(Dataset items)
------------

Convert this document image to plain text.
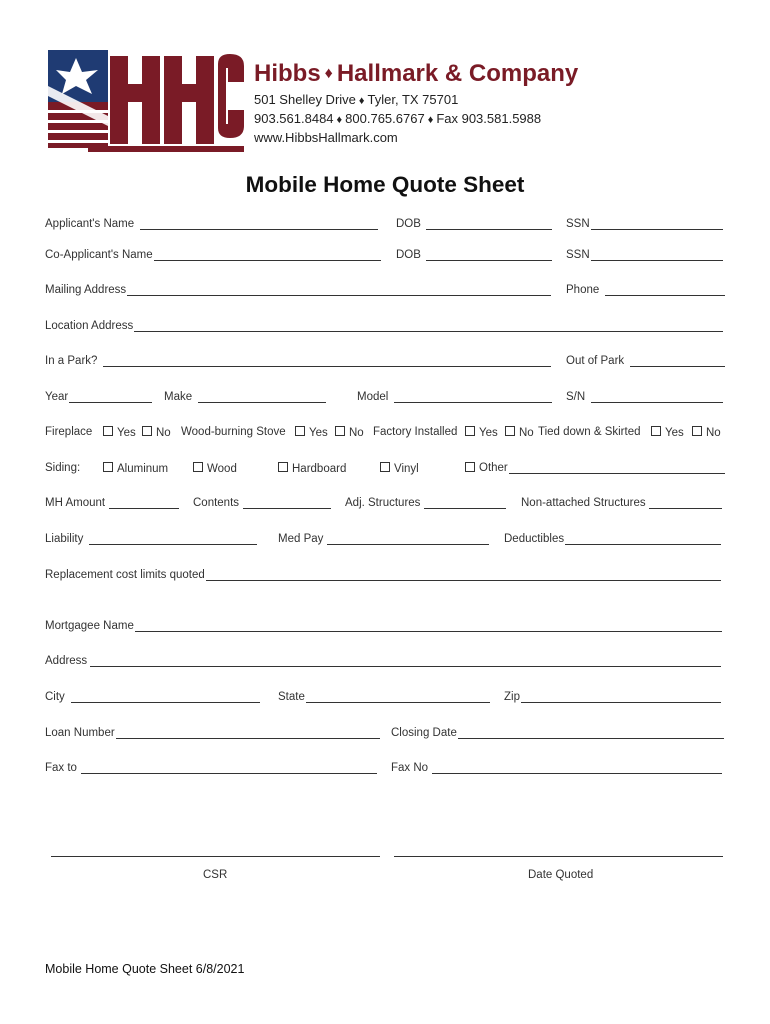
HHC
Hibbs ♦ Hallmark & Company
501 Shelley Drive ♦ Tyler, TX 75701
903.561.8484 ♦ 800.765.6767 ♦ Fax 903.581.5988
www.HibbsHallmark.com
Mobile Home Quote Sheet
Applicant's Name	DOB	SSN
Co-Applicant's Name	DOB	SSN
Mailing Address	Phone
Location Address
In a Park?	Out of Park
Year	Make	Model	S/N
Fireplace	Yes	No Wood-burning Stove	Yes	No Factory Installed	Yes	No Tied down & Skirted	Yes	No
Siding:	Aluminum	Wood	Hardboard	Vinyl	Other
MH Amount	Contents	Adj. Structures	Non-attached Structures
Liability	Med Pay	Deductibles
Replacement cost limits quoted
Mortgagee Name
Address
City	State	Zip
Loan Number	Closing Date
Fax to	Fax No
CSR	Date Quoted
Mobile Home Quote Sheet 6/8/2021
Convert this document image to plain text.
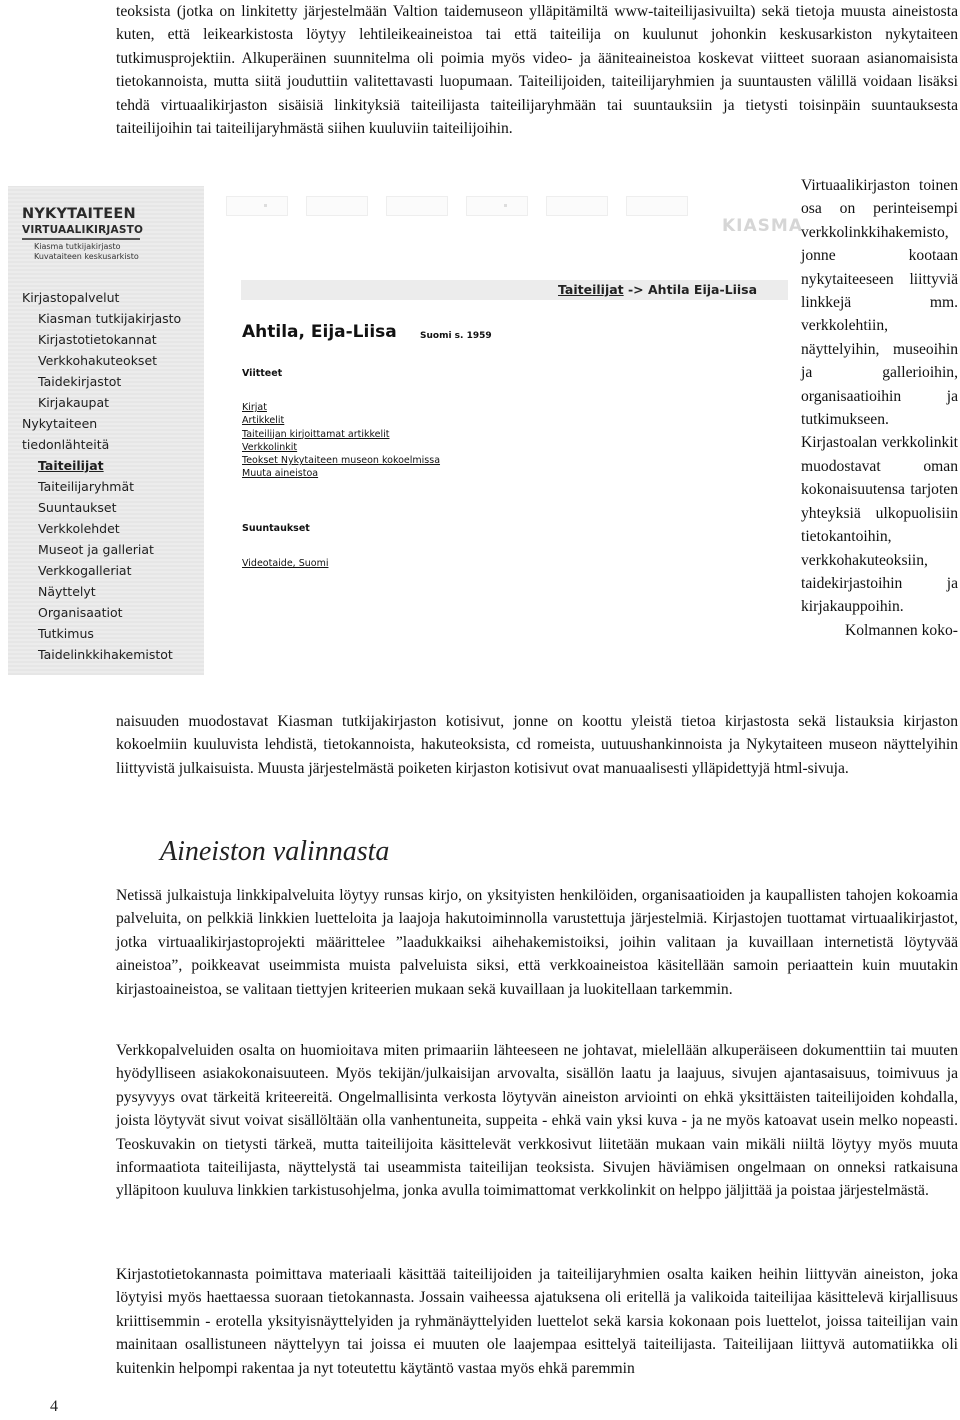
teoksista (jotka on linkitetty järjestelmään Valtion taidemuseon ylläpitämiltä www-taiteilijasivuilta) sekä tietoja muusta aineistosta kuten, että leikearkistosta löytyy lehtileikeaineistoa tai että taiteilija on kuulunut johonkin keskusarkiston nykytaiteen tutkimusprojektiin. Alkuperäinen suunnitelma oli poimia myös video- ja ääniteaineistoa koskevat viitteet suoraan asianomaisista tietokannoista, mutta siitä jouduttiin valitettavasti luopumaan. Taiteilijoiden, taiteilijaryhmien ja suuntausten välillä voidaan lisäksi tehdä virtuaalikirjaston sisäisiä linkityksiä taiteilijasta taiteilijaryhmään tai suuntauksiin ja tietysti toisinpäin suuntauksesta taiteilijoihin tai taiteilijaryhmästä siihen kuuluviin taiteilijoihin.

NYKYTAITEEN
VIRTUAALIKIRJASTO
Kiasma tutkijakirjasto
Kuvataiteen keskusarkisto
Kirjastopalvelut
Kiasman tutkijakirjasto
Kirjastotietokannat
Verkkohakuteokset
Taidekirjastot
Kirjakaupat
Nykytaiteen
tiedonlähteitä
Taiteilijat
Taiteilijaryhmät
Suuntaukset
Verkkolehdet
Museot ja galleriat
Verkkogalleriat
Näyttelyt
Organisaatiot
Tutkimus
Taidelinkkihakemistot
KIASMA
Taiteilijat -> Ahtila Eija-Liisa
Ahtila, Eija-Liisa	Suomi s. 1959
Viitteet
Kirjat
Artikkelit
Taiteilijan kirjoittamat artikkelit
Verkkolinkit
Teokset Nykytaiteen museon kokoelmissa
Muuta aineistoa
Suuntaukset
Videotaide, Suomi

Virtuaalikirjaston toinen osa on perinteisempi verkkolinkkihakemisto, jonne kootaan nykytaiteeseen liittyviä linkkejä mm. verkkolehtiin, näyttelyihin, museoihin ja gallerioihin, organisaatioihin ja tutkimukseen. Kirjastoalan verkkolinkit muodostavat oman kokonaisuutensa tarjoten yhteyksiä ulkopuolisiin tietokantoihin, verkkohakuteoksiin, taidekirjastoihin ja kirjakauppoihin.
Kolmannen koko-

naisuuden muodostavat Kiasman tutkijakirjaston kotisivut, jonne on koottu yleistä tietoa kirjastosta sekä listauksia kirjaston kokoelmiin kuuluvista lehdistä, tietokannoista, hakuteoksista, cd romeista, uutuushankinnoista ja Nykytaiteen museon näyttelyihin liittyvistä julkaisuista. Muusta järjestelmästä poiketen kirjaston kotisivut ovat manuaalisesti ylläpidettyjä html-sivuja.

Aineiston valinnasta

Netissä julkaistuja linkkipalveluita löytyy runsas kirjo, on yksityisten henkilöiden, organisaatioiden ja kaupallisten tahojen kokoamia palveluita, on pelkkiä linkkien luetteloita ja laajoja hakutoiminnolla varustettuja järjestelmiä. Kirjastojen tuottamat virtuaalikirjastot, jotka virtuaalikirjastoprojekti määrittelee ”laadukkaiksi aihehakemistoiksi, joihin valitaan ja kuvaillaan internetistä löytyvää aineistoa”, poikkeavat useimmista muista palveluista siksi, että verkkoaineistoa käsitellään samoin periaattein kuin muutakin kirjastoaineistoa, se valitaan tiettyjen kriteerien mukaan sekä kuvaillaan ja luokitellaan tarkemmin.

Verkkopalveluiden osalta on huomioitava miten primaariin lähteeseen ne johtavat, mielellään alkuperäiseen dokumenttiin tai muuten hyödylliseen asiakokonaisuuteen. Myös tekijän/julkaisijan arvovalta, sisällön laatu ja laajuus, sivujen ajantasaisuus, toimivuus ja pysyvyys ovat tärkeitä kriteereitä. Ongelmallisinta verkosta löytyvän aineiston arviointi on ehkä yksittäisten taiteilijoiden kohdalla, joista löytyvät sivut voivat sisällöltään olla vanhentuneita, suppeita - ehkä vain yksi kuva - ja ne myös katoavat usein melko nopeasti. Teoskuvakin on tietysti tärkeä, mutta taiteilijoita käsittelevät verkkosivut liitetään mukaan vain mikäli niiltä löytyy myös muuta informaatiota taiteilijasta, näyttelystä tai useammista taiteilijan teoksista. Sivujen häviämisen ongelmaan on onneksi ratkaisuna ylläpitoon kuuluva linkkien tarkistusohjelma, jonka avulla toimimattomat verkkolinkit on helppo jäljittää ja poistaa järjestelmästä.

Kirjastotietokannasta poimittava materiaali käsittää taiteilijoiden ja taiteilijaryhmien osalta kaiken heihin liittyvän aineiston, joka löytyisi myös haettaessa suoraan tietokannasta. Jossain vaiheessa ajatuksena oli eritellä ja valikoida taiteilijaa käsittelevä kirjallisuus kriittisemmin - erotella yksityisnäyttelyiden ja ryhmänäyttelyiden luettelot sekä karsia kokonaan pois luettelot, joissa taiteilijan vain mainitaan osallistuneen näyttelyyn tai joissa ei muuten ole laajempaa esittelyä taiteilijasta. Taiteilijaan liittyvä automatiikka oli kuitenkin helpompi rakentaa ja nyt toteutettu käytäntö vastaa myös ehkä paremmin

4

------------

## SHORT PROBLEM
From the records given above, reproduce all text exactly and exclude each picture.

## RESULT OF THE EXERCISE
Convert this document image to plain text.
HHC
Hibbs ♦ Hallmark & Company
501 Shelley Drive ♦ Tyler, TX 75701
903.561.8484 ♦ 800.765.6767 ♦ Fax 903.581.5988
www.HibbsHallmark.com
Mobile Home Quote Sheet
Applicant's Name	DOB	SSN
Co-Applicant's Name	DOB	SSN
Mailing Address	Phone
Location Address
In a Park?	Out of Park
Year	Make	Model	S/N
Fireplace	Yes	No Wood-burning Stove	Yes	No Factory Installed	Yes	No Tied down & Skirted	Yes	No
Siding:	Aluminum	Wood	Hardboard	Vinyl	Other
MH Amount	Contents	Adj. Structures	Non-attached Structures
Liability	Med Pay	Deductibles
Replacement cost limits quoted
Mortgagee Name
Address
City	State	Zip
Loan Number	Closing Date
Fax to	Fax No
CSR	Date Quoted
Mobile Home Quote Sheet 6/8/2021
Convert this document image to plain text.
teoksista (jotka on linkitetty järjestelmään Valtion taidemuseon ylläpitämiltä www-taiteilijasivuilta) sekä tietoja muusta aineistosta kuten, että leikearkistosta löytyy lehtileikeaineistoa tai että taiteilija on kuulunut johonkin keskusarkiston nykytaiteen tutkimusprojektiin. Alkuperäinen suunnitelma oli poimia myös video- ja ääniteaineistoa koskevat viitteet suoraan asianomaisista tietokannoista, mutta siitä jouduttiin valitettavasti luopumaan. Taiteilijoiden, taiteilijaryhmien ja suuntausten välillä voidaan lisäksi tehdä virtuaalikirjaston sisäisiä linkityksiä taiteilijasta taiteilijaryhmään tai suuntauksiin ja tietysti toisinpäin suuntauksesta taiteilijoihin tai taiteilijaryhmästä siihen kuuluviin taiteilijoihin.

NYKYTAITEEN
VIRTUAALIKIRJASTO
Kiasma tutkijakirjasto
Kuvataiteen keskusarkisto
Kirjastopalvelut
Kiasman tutkijakirjasto
Kirjastotietokannat
Verkkohakuteokset
Taidekirjastot
Kirjakaupat
Nykytaiteen
tiedonlähteitä
Taiteilijat
Taiteilijaryhmät
Suuntaukset
Verkkolehdet
Museot ja galleriat
Verkkogalleriat
Näyttelyt
Organisaatiot
Tutkimus
Taidelinkkihakemistot
KIASMA
Taiteilijat -> Ahtila Eija-Liisa
Ahtila, Eija-Liisa	Suomi s. 1959
Viitteet
Kirjat
Artikkelit
Taiteilijan kirjoittamat artikkelit
Verkkolinkit
Teokset Nykytaiteen museon kokoelmissa
Muuta aineistoa
Suuntaukset
Videotaide, Suomi

Virtuaalikirjaston toinen osa on perinteisempi verkkolinkkihakemisto, jonne kootaan nykytaiteeseen liittyviä linkkejä mm. verkkolehtiin, näyttelyihin, museoihin ja gallerioihin, organisaatioihin ja tutkimukseen. Kirjastoalan verkkolinkit muodostavat oman kokonaisuutensa tarjoten yhteyksiä ulkopuolisiin tietokantoihin, verkkohakuteoksiin, taidekirjastoihin ja kirjakauppoihin.
Kolmannen koko-

naisuuden muodostavat Kiasman tutkijakirjaston kotisivut, jonne on koottu yleistä tietoa kirjastosta sekä listauksia kirjaston kokoelmiin kuuluvista lehdistä, tietokannoista, hakuteoksista, cd romeista, uutuushankinnoista ja Nykytaiteen museon näyttelyihin liittyvistä julkaisuista. Muusta järjestelmästä poiketen kirjaston kotisivut ovat manuaalisesti ylläpidettyjä html-sivuja.

Aineiston valinnasta

Netissä julkaistuja linkkipalveluita löytyy runsas kirjo, on yksityisten henkilöiden, organisaatioiden ja kaupallisten tahojen kokoamia palveluita, on pelkkiä linkkien luetteloita ja laajoja hakutoiminnolla varustettuja järjestelmiä. Kirjastojen tuottamat virtuaalikirjastot, jotka virtuaalikirjastoprojekti määrittelee ”laadukkaiksi aihehakemistoiksi, joihin valitaan ja kuvaillaan internetistä löytyvää aineistoa”, poikkeavat useimmista muista palveluista siksi, että verkkoaineistoa käsitellään samoin periaattein kuin muutakin kirjastoaineistoa, se valitaan tiettyjen kriteerien mukaan sekä kuvaillaan ja luokitellaan tarkemmin.

Verkkopalveluiden osalta on huomioitava miten primaariin lähteeseen ne johtavat, mielellään alkuperäiseen dokumenttiin tai muuten hyödylliseen asiakokonaisuuteen. Myös tekijän/julkaisijan arvovalta, sisällön laatu ja laajuus, sivujen ajantasaisuus, toimivuus ja pysyvyys ovat tärkeitä kriteereitä. Ongelmallisinta verkosta löytyvän aineiston arviointi on ehkä yksittäisten taiteilijoiden kohdalla, joista löytyvät sivut voivat sisällöltään olla vanhentuneita, suppeita - ehkä vain yksi kuva - ja ne myös katoavat usein melko nopeasti. Teoskuvakin on tietysti tärkeä, mutta taiteilijoita käsittelevät verkkosivut liitetään mukaan vain mikäli niiltä löytyy myös muuta informaatiota taiteilijasta, näyttelystä tai useammista taiteilijan teoksista. Sivujen häviämisen ongelmaan on onneksi ratkaisuna ylläpitoon kuuluva linkkien tarkistusohjelma, jonka avulla toimimattomat verkkolinkit on helppo jäljittää ja poistaa järjestelmästä.

Kirjastotietokannasta poimittava materiaali käsittää taiteilijoiden ja taiteilijaryhmien osalta kaiken heihin liittyvän aineiston, joka löytyisi myös haettaessa suoraan tietokannasta. Jossain vaiheessa ajatuksena oli eritellä ja valikoida taiteilijaa käsittelevä kirjallisuus kriittisemmin - erotella yksityisnäyttelyiden ja ryhmänäyttelyiden luettelot sekä karsia kokonaan pois luettelot, joissa taiteilijan vain mainitaan osallistuneen näyttelyyn tai joissa ei muuten ole laajempaa esittelyä taiteilijasta. Taiteilijaan liittyvä automatiikka oli kuitenkin helpompi rakentaa ja nyt toteutettu käytäntö vastaa myös ehkä paremmin

4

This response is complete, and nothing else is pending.